=== Given exercise ===
Return every line of the data below that includes the string "name".

=== Data ===
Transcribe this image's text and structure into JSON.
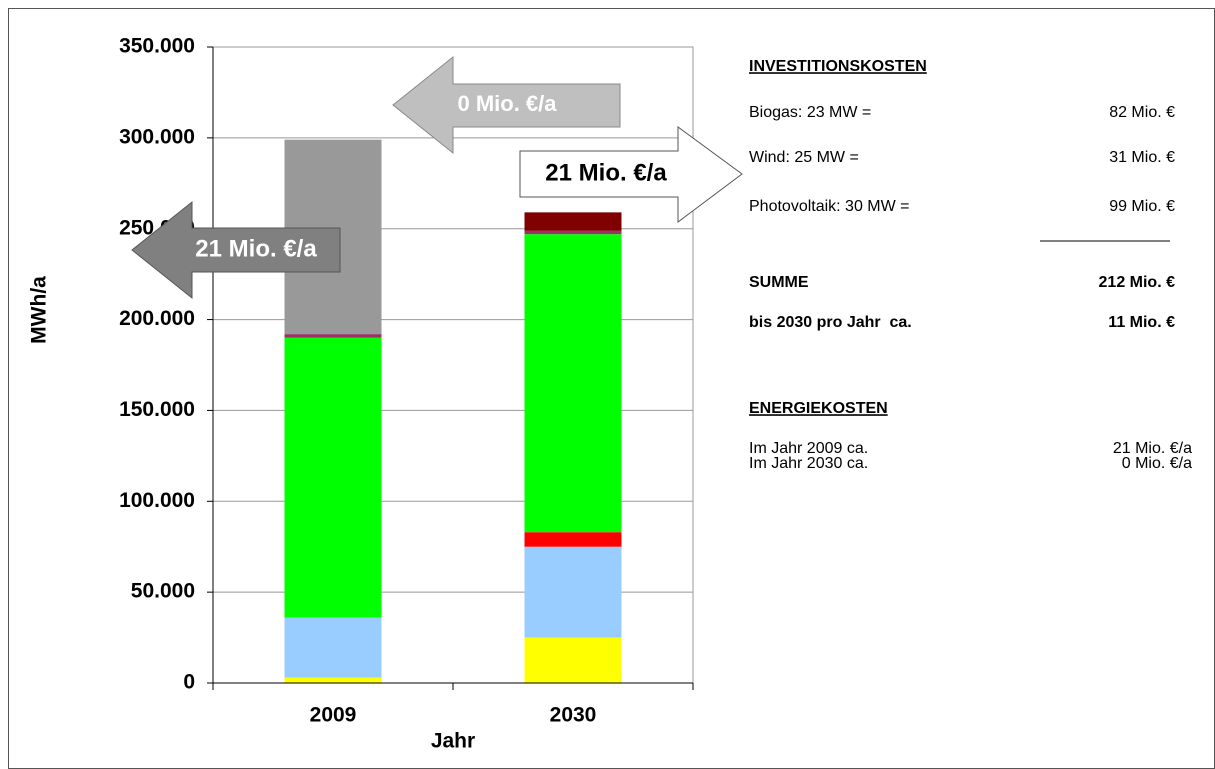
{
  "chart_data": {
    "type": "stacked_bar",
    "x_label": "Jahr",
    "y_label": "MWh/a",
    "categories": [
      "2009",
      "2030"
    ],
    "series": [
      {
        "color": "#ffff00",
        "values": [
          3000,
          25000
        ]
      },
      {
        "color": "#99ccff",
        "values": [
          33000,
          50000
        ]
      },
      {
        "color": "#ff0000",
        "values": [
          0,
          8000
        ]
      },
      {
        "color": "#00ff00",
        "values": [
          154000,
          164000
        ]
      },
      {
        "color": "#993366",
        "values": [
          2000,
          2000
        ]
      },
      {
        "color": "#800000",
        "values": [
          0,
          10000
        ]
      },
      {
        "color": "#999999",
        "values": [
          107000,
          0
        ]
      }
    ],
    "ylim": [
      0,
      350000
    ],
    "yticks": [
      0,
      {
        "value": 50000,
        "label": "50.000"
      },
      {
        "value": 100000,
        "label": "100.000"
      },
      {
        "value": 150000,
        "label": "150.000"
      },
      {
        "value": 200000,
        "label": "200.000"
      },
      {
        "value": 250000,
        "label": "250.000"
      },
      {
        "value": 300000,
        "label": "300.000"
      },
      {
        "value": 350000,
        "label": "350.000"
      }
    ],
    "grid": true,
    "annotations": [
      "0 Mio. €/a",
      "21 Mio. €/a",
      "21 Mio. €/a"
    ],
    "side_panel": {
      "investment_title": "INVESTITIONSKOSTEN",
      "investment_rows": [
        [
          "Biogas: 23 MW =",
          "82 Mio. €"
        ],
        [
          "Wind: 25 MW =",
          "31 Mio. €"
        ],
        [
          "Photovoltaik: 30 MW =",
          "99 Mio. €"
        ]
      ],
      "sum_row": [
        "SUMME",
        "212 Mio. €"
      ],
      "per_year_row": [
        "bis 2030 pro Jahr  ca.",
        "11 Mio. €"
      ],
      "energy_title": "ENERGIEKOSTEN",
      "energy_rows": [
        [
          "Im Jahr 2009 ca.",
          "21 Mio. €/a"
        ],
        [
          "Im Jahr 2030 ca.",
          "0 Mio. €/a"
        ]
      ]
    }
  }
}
---
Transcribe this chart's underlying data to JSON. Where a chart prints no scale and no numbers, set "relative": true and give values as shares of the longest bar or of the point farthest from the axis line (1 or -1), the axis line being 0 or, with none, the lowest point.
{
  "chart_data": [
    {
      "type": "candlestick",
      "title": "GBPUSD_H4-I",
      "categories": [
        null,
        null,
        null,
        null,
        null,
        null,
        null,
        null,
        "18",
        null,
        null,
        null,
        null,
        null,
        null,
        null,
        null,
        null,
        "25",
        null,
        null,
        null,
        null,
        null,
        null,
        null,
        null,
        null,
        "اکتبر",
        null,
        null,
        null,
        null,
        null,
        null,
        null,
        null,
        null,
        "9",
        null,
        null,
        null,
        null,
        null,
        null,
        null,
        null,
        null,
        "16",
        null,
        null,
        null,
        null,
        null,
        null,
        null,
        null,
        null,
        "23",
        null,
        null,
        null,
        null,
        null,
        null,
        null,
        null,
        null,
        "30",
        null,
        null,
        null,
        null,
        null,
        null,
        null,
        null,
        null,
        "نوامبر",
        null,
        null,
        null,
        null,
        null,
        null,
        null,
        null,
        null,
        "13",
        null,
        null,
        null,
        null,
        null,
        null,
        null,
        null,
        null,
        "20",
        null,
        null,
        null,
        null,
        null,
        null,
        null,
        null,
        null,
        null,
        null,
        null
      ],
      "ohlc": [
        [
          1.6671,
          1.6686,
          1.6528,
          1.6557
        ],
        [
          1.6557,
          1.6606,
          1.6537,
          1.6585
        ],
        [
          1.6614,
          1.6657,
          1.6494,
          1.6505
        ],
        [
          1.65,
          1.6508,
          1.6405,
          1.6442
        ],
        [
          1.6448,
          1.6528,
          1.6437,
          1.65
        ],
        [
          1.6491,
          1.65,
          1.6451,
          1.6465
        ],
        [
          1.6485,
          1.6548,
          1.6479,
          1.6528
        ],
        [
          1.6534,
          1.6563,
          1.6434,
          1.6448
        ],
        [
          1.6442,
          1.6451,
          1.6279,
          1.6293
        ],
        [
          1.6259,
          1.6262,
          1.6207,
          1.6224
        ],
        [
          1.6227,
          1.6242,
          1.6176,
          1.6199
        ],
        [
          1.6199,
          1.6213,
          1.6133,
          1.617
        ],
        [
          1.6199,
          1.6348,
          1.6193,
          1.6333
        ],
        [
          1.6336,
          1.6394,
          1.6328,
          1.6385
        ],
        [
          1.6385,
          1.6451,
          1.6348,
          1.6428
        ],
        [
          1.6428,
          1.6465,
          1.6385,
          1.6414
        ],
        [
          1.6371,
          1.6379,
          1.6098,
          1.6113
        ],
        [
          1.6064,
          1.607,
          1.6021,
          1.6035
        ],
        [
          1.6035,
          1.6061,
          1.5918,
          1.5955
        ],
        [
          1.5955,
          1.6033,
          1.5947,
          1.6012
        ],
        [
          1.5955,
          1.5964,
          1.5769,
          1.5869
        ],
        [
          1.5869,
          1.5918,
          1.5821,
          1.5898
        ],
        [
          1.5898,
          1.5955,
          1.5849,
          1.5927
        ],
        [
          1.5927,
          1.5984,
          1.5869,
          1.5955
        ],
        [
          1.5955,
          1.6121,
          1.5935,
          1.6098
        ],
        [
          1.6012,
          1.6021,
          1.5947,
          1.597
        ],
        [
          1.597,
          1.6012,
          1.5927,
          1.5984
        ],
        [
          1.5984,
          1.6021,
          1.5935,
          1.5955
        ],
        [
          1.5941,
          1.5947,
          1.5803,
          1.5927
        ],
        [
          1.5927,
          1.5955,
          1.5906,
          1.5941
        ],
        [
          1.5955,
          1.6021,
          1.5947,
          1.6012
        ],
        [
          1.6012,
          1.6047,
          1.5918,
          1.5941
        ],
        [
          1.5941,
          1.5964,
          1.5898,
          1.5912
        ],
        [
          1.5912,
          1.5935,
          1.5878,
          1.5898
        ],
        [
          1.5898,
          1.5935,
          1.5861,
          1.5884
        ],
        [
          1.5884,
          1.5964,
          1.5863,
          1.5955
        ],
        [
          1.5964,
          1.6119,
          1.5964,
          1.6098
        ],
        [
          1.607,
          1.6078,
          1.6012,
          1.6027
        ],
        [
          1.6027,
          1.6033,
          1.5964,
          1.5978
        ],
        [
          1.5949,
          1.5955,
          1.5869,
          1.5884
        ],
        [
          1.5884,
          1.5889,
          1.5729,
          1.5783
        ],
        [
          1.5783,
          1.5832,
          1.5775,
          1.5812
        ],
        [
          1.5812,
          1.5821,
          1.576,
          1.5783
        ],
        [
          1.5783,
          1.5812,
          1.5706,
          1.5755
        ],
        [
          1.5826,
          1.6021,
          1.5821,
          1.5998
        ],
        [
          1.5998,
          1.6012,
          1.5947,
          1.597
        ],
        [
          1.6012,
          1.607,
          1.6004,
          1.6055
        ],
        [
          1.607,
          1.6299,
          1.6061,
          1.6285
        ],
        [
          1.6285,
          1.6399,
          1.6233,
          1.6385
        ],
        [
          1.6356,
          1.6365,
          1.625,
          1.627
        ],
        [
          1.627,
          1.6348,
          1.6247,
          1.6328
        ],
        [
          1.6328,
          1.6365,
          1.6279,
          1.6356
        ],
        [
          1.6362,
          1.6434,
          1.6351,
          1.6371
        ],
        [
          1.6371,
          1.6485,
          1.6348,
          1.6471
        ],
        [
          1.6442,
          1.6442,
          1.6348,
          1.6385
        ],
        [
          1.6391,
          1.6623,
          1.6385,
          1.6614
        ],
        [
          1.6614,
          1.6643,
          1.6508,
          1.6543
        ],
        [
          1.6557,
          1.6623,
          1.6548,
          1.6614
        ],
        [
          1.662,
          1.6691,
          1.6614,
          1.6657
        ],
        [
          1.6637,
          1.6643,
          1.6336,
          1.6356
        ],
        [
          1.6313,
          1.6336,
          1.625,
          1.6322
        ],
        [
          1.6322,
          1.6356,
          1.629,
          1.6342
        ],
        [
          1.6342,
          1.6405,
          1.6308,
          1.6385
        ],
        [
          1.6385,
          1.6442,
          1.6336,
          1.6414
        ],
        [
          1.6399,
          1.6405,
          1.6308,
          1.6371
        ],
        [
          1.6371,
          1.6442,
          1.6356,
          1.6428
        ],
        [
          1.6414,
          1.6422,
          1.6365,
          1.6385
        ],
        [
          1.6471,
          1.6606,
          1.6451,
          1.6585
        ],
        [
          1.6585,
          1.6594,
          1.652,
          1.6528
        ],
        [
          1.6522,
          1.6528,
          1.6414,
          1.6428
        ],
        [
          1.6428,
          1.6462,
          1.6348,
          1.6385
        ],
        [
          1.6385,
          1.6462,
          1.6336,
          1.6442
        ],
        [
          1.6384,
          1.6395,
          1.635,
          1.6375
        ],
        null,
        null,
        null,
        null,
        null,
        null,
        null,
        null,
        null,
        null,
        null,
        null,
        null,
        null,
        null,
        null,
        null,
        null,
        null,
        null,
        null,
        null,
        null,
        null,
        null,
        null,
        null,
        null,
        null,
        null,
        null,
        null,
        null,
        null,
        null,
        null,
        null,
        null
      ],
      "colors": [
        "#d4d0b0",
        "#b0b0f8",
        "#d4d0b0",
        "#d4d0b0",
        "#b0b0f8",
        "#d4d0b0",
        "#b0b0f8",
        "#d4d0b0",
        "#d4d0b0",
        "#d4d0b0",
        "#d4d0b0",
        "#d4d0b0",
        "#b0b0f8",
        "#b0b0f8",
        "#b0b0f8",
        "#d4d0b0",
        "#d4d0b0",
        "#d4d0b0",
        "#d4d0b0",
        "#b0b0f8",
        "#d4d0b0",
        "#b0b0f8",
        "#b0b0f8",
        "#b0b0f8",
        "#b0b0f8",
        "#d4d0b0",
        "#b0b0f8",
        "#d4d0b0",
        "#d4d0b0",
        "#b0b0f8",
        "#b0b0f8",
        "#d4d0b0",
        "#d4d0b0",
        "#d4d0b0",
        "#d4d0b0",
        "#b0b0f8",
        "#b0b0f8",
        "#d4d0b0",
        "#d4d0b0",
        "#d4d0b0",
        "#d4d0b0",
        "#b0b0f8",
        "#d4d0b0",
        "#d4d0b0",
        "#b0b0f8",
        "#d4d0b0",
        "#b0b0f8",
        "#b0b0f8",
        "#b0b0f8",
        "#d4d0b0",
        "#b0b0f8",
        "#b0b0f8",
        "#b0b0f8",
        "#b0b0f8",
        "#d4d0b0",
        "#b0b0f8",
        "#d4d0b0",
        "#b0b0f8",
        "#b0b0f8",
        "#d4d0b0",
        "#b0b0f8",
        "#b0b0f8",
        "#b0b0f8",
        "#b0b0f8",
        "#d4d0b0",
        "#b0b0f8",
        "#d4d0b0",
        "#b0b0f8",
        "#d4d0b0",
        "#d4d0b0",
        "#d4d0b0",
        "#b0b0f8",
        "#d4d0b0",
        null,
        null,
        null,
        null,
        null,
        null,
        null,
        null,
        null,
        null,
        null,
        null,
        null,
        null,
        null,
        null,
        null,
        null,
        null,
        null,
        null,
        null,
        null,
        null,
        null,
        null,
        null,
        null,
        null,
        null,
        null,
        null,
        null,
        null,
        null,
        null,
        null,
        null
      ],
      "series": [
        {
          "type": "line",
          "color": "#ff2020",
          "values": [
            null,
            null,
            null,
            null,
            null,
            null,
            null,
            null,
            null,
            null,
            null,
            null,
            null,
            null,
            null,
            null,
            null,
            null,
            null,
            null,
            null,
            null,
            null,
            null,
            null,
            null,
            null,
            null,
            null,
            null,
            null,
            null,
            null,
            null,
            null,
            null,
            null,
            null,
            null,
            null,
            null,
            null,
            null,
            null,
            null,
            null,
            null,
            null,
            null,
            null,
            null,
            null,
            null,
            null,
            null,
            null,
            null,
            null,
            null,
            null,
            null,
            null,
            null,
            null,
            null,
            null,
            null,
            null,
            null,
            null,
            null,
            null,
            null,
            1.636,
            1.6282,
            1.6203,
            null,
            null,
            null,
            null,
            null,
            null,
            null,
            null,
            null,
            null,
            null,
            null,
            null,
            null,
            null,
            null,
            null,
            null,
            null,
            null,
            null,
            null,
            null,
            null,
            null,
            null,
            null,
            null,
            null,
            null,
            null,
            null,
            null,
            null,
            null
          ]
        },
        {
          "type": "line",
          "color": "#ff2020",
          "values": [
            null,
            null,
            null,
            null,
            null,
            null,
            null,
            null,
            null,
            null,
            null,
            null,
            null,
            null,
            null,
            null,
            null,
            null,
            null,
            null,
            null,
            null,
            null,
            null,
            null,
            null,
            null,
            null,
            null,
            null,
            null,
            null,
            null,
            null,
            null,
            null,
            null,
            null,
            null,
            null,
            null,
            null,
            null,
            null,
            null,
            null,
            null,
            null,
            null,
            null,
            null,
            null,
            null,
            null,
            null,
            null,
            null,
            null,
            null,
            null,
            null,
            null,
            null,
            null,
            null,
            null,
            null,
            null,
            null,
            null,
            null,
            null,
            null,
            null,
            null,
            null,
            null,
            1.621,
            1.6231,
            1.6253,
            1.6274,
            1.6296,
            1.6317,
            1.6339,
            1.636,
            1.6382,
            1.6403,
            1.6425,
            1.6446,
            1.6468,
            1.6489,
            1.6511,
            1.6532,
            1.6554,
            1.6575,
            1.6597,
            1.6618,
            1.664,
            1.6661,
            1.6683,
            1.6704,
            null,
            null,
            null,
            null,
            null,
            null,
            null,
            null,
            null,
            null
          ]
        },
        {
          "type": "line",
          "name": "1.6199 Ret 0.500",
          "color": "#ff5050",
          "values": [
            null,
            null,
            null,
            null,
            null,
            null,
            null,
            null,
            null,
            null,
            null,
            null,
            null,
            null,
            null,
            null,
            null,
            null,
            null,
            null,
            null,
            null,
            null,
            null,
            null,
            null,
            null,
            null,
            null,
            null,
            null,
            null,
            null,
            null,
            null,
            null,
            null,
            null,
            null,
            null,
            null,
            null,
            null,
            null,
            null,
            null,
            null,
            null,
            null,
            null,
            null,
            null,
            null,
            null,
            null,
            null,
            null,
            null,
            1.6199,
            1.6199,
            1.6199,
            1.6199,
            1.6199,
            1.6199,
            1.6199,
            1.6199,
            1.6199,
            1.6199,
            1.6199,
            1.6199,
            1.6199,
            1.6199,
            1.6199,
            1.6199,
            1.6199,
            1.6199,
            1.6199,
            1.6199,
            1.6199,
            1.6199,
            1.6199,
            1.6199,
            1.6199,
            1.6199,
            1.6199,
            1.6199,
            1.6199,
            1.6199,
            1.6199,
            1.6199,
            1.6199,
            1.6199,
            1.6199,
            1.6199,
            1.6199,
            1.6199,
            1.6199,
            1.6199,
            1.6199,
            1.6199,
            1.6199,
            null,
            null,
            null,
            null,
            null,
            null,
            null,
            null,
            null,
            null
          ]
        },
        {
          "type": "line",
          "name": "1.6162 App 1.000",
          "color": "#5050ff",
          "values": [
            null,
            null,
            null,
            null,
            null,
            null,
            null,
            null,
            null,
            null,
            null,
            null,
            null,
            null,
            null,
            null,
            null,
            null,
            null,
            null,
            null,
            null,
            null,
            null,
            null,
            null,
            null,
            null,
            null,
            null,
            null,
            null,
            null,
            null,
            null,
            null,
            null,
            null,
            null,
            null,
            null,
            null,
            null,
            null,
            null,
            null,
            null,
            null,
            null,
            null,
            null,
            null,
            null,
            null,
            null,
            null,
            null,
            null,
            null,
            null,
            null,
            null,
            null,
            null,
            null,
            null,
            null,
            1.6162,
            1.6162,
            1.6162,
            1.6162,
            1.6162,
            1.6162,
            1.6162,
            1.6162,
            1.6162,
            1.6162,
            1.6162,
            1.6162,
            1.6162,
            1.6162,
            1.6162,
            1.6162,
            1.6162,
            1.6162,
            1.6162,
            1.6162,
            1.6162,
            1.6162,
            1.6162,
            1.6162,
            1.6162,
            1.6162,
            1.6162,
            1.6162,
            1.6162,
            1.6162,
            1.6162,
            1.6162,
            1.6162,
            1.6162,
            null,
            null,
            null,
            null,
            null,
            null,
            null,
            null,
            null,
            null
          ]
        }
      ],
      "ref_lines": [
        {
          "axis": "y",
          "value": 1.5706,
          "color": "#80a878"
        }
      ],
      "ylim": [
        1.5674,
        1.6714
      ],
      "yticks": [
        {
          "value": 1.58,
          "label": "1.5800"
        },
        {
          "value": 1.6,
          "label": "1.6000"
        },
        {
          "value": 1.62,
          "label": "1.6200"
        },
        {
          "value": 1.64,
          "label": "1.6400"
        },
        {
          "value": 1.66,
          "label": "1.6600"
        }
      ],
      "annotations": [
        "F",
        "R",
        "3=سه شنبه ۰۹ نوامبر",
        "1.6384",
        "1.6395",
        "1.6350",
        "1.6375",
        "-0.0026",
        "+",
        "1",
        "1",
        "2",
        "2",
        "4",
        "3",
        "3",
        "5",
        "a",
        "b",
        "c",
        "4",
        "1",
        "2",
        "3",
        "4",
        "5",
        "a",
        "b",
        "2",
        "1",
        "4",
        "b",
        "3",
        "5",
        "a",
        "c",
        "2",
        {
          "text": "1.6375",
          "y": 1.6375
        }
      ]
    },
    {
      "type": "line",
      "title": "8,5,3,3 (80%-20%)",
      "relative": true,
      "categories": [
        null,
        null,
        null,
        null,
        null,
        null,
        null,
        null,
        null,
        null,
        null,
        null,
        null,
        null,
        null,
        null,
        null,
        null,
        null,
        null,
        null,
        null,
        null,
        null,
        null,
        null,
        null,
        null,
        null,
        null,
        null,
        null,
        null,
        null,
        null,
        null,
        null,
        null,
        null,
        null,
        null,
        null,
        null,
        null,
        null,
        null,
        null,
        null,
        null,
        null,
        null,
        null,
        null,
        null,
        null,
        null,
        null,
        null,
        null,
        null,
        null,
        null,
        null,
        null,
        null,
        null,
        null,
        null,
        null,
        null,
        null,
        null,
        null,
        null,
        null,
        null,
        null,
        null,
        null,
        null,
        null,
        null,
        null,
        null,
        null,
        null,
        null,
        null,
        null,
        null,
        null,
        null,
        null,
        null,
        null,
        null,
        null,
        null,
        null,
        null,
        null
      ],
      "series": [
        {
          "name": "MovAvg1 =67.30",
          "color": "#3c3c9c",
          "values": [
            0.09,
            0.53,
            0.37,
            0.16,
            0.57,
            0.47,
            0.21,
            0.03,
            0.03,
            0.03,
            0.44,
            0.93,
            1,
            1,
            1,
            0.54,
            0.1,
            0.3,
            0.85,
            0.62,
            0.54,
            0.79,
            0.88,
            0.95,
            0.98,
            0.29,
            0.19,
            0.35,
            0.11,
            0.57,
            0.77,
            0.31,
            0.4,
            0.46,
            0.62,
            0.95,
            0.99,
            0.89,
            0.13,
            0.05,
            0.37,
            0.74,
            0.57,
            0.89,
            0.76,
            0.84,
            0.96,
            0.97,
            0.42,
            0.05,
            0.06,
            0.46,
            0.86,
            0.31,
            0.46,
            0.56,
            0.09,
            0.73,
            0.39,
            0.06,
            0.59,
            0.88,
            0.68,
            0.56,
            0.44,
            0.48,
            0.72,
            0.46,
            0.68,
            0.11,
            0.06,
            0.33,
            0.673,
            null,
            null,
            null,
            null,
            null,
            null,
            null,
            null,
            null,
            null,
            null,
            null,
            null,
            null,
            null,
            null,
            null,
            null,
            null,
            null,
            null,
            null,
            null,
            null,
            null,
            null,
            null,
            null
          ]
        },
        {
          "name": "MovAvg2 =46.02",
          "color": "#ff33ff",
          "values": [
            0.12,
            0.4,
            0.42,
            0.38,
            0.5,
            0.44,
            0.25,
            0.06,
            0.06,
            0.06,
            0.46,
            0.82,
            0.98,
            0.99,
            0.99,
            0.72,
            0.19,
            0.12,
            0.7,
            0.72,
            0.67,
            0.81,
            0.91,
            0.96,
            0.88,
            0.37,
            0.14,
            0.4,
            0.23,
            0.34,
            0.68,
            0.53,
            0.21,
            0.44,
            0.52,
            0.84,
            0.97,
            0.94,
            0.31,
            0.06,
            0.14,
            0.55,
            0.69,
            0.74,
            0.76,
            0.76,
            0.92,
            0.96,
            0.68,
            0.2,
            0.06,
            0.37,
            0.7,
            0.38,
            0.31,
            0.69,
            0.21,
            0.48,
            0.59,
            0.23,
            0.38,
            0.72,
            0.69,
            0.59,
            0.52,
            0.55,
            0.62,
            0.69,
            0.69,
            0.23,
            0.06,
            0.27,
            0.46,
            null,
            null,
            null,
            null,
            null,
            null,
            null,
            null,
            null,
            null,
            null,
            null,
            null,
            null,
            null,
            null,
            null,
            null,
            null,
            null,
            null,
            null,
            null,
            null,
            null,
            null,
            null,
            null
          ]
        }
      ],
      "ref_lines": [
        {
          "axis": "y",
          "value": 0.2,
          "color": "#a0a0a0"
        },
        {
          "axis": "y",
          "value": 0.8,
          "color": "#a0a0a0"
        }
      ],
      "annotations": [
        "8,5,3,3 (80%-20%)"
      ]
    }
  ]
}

=== Result below ===
          "name": "1.6199 Ret 0.500",
          "name": "1.6162 App 1.000",
          "name": "MovAvg1 =67.30",
          "name": "MovAvg2 =46.02",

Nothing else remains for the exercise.